▶ _The task_
A verbatim transcript of the data that follows, free of images, is the expected result.

Dataset excerpts
[Start of section]

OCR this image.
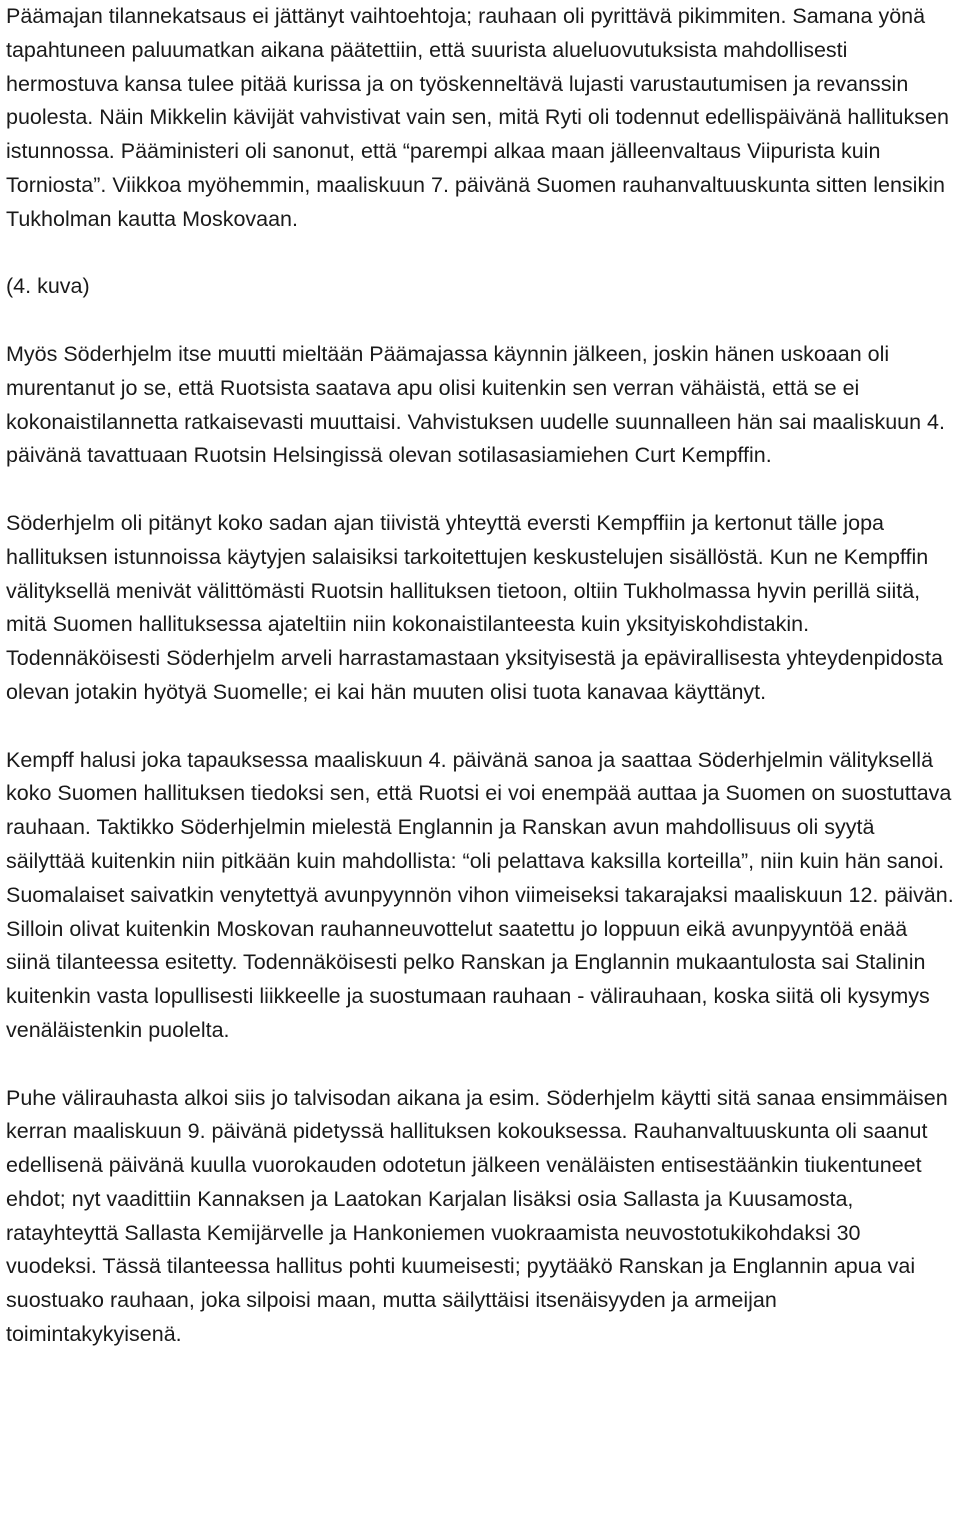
Päämajan tilannekatsaus ei jättänyt vaihtoehtoja; rauhaan oli pyrittävä pikimmiten. Samana yönä tapahtuneen paluumatkan aikana päätettiin, että suurista alueluovutuksista mahdollisesti hermostuva kansa tulee pitää kurissa ja on työskenneltävä lujasti varustautumisen ja revanssin puolesta. Näin Mikkelin kävijät vahvistivat vain sen, mitä Ryti oli todennut edellispäivänä hallituksen istunnossa. Pääministeri oli sanonut, että “parempi alkaa maan jälleenvaltaus Viipurista kuin Torniosta”. Viikkoa myöhemmin, maaliskuun 7. päivänä Suomen rauhanvaltuuskunta sitten lensikin Tukholman kautta Moskovaan.

(4. kuva)

Myös Söderhjelm itse muutti mieltään Päämajassa käynnin jälkeen, joskin hänen uskoaan oli murentanut jo se, että Ruotsista saatava apu olisi kuitenkin sen verran vähäistä, että se ei kokonaistilannetta ratkaisevasti muuttaisi. Vahvistuksen uudelle suunnalleen hän sai maaliskuun 4. päivänä tavattuaan Ruotsin Helsingissä olevan sotilasasiamiehen Curt Kempffin.

Söderhjelm oli pitänyt koko sadan ajan tiivistä yhteyttä eversti Kempffiin ja kertonut tälle jopa hallituksen istunnoissa käytyjen salaisiksi tarkoitettujen keskustelujen sisällöstä. Kun ne Kempffin välityksellä menivät välittömästi Ruotsin hallituksen tietoon, oltiin Tukholmassa hyvin perillä siitä, mitä Suomen hallituksessa ajateltiin niin kokonaistilanteesta kuin yksityiskohdistakin. Todennäköisesti Söderhjelm arveli harrastamastaan yksityisestä ja epävirallisesta yhteydenpidosta olevan jotakin hyötyä Suomelle; ei kai hän muuten olisi tuota kanavaa käyttänyt.

Kempff halusi joka tapauksessa maaliskuun 4. päivänä sanoa ja saattaa Söderhjelmin välityksellä koko Suomen hallituksen tiedoksi sen, että Ruotsi ei voi enempää auttaa ja Suomen on suostuttava rauhaan. Taktikko Söderhjelmin mielestä Englannin ja Ranskan avun mahdollisuus oli syytä säilyttää kuitenkin niin pitkään kuin mahdollista: “oli pelattava kaksilla korteilla”, niin kuin hän sanoi. Suomalaiset saivatkin venytettyä avunpyynnön vihon viimeiseksi takarajaksi maaliskuun 12. päivän. Silloin olivat kuitenkin Moskovan rauhanneuvottelut saatettu jo loppuun eikä avunpyyntöä enää siinä tilanteessa esitetty. Todennäköisesti pelko Ranskan ja Englannin mukaantulosta sai Stalinin kuitenkin vasta lopullisesti liikkeelle ja suostumaan rauhaan - välirauhaan, koska siitä oli kysymys venäläistenkin puolelta.

Puhe välirauhasta alkoi siis jo talvisodan aikana ja esim. Söderhjelm käytti sitä sanaa ensimmäisen kerran maaliskuun 9. päivänä pidetyssä hallituksen kokouksessa. Rauhanvaltuuskunta oli saanut edellisenä päivänä kuulla vuorokauden odotetun jälkeen venäläisten entisestäänkin tiukentuneet ehdot; nyt vaadittiin Kannaksen ja Laatokan Karjalan lisäksi osia Sallasta ja Kuusamosta, ratayhteyttä Sallasta Kemijärvelle ja Hankoniemen vuokraamista neuvostotukikohdaksi 30 vuodeksi. Tässä tilanteessa hallitus pohti kuumeisesti; pyytääkö Ranskan ja Englannin apua vai suostuako rauhaan, joka silpoisi maan, mutta säilyttäisi itsenäisyyden ja armeijan toimintakykyisenä.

[End of section]

▶ _Output of the task_
OCR this image.
Päämajan tilannekatsaus ei jättänyt vaihtoehtoja; rauhaan oli pyrittävä pikimmiten. Samana yönä tapahtuneen paluumatkan aikana päätettiin, että suurista alueluovutuksista mahdollisesti hermostuva kansa tulee pitää kurissa ja on työskenneltävä lujasti varustautumisen ja revanssin puolesta. Näin Mikkelin kävijät vahvistivat vain sen, mitä Ryti oli todennut edellispäivänä hallituksen istunnossa. Pääministeri oli sanonut, että “parempi alkaa maan jälleenvaltaus Viipurista kuin Torniosta”. Viikkoa myöhemmin, maaliskuun 7. päivänä Suomen rauhanvaltuuskunta sitten lensikin Tukholman kautta Moskovaan.

(4. kuva)

Myös Söderhjelm itse muutti mieltään Päämajassa käynnin jälkeen, joskin hänen uskoaan oli murentanut jo se, että Ruotsista saatava apu olisi kuitenkin sen verran vähäistä, että se ei kokonaistilannetta ratkaisevasti muuttaisi. Vahvistuksen uudelle suunnalleen hän sai maaliskuun 4. päivänä tavattuaan Ruotsin Helsingissä olevan sotilasasiamiehen Curt Kempffin.

Söderhjelm oli pitänyt koko sadan ajan tiivistä yhteyttä eversti Kempffiin ja kertonut tälle jopa hallituksen istunnoissa käytyjen salaisiksi tarkoitettujen keskustelujen sisällöstä. Kun ne Kempffin välityksellä menivät välittömästi Ruotsin hallituksen tietoon, oltiin Tukholmassa hyvin perillä siitä, mitä Suomen hallituksessa ajateltiin niin kokonaistilanteesta kuin yksityiskohdistakin. Todennäköisesti Söderhjelm arveli harrastamastaan yksityisestä ja epävirallisesta yhteydenpidosta olevan jotakin hyötyä Suomelle; ei kai hän muuten olisi tuota kanavaa käyttänyt.

Kempff halusi joka tapauksessa maaliskuun 4. päivänä sanoa ja saattaa Söderhjelmin välityksellä koko Suomen hallituksen tiedoksi sen, että Ruotsi ei voi enempää auttaa ja Suomen on suostuttava rauhaan. Taktikko Söderhjelmin mielestä Englannin ja Ranskan avun mahdollisuus oli syytä säilyttää kuitenkin niin pitkään kuin mahdollista: “oli pelattava kaksilla korteilla”, niin kuin hän sanoi. Suomalaiset saivatkin venytettyä avunpyynnön vihon viimeiseksi takarajaksi maaliskuun 12. päivän. Silloin olivat kuitenkin Moskovan rauhanneuvottelut saatettu jo loppuun eikä avunpyyntöä enää siinä tilanteessa esitetty. Todennäköisesti pelko Ranskan ja Englannin mukaantulosta sai Stalinin kuitenkin vasta lopullisesti liikkeelle ja suostumaan rauhaan - välirauhaan, koska siitä oli kysymys venäläistenkin puolelta.

Puhe välirauhasta alkoi siis jo talvisodan aikana ja esim. Söderhjelm käytti sitä sanaa ensimmäisen kerran maaliskuun 9. päivänä pidetyssä hallituksen kokouksessa. Rauhanvaltuuskunta oli saanut edellisenä päivänä kuulla vuorokauden odotetun jälkeen venäläisten entisestäänkin tiukentuneet ehdot; nyt vaadittiin Kannaksen ja Laatokan Karjalan lisäksi osia Sallasta ja Kuusamosta, ratayhteyttä Sallasta Kemijärvelle ja Hankoniemen vuokraamista neuvostotukikohdaksi 30 vuodeksi. Tässä tilanteessa hallitus pohti kuumeisesti; pyytääkö Ranskan ja Englannin apua vai suostuako rauhaan, joka silpoisi maan, mutta säilyttäisi itsenäisyyden ja armeijan toimintakykyisenä.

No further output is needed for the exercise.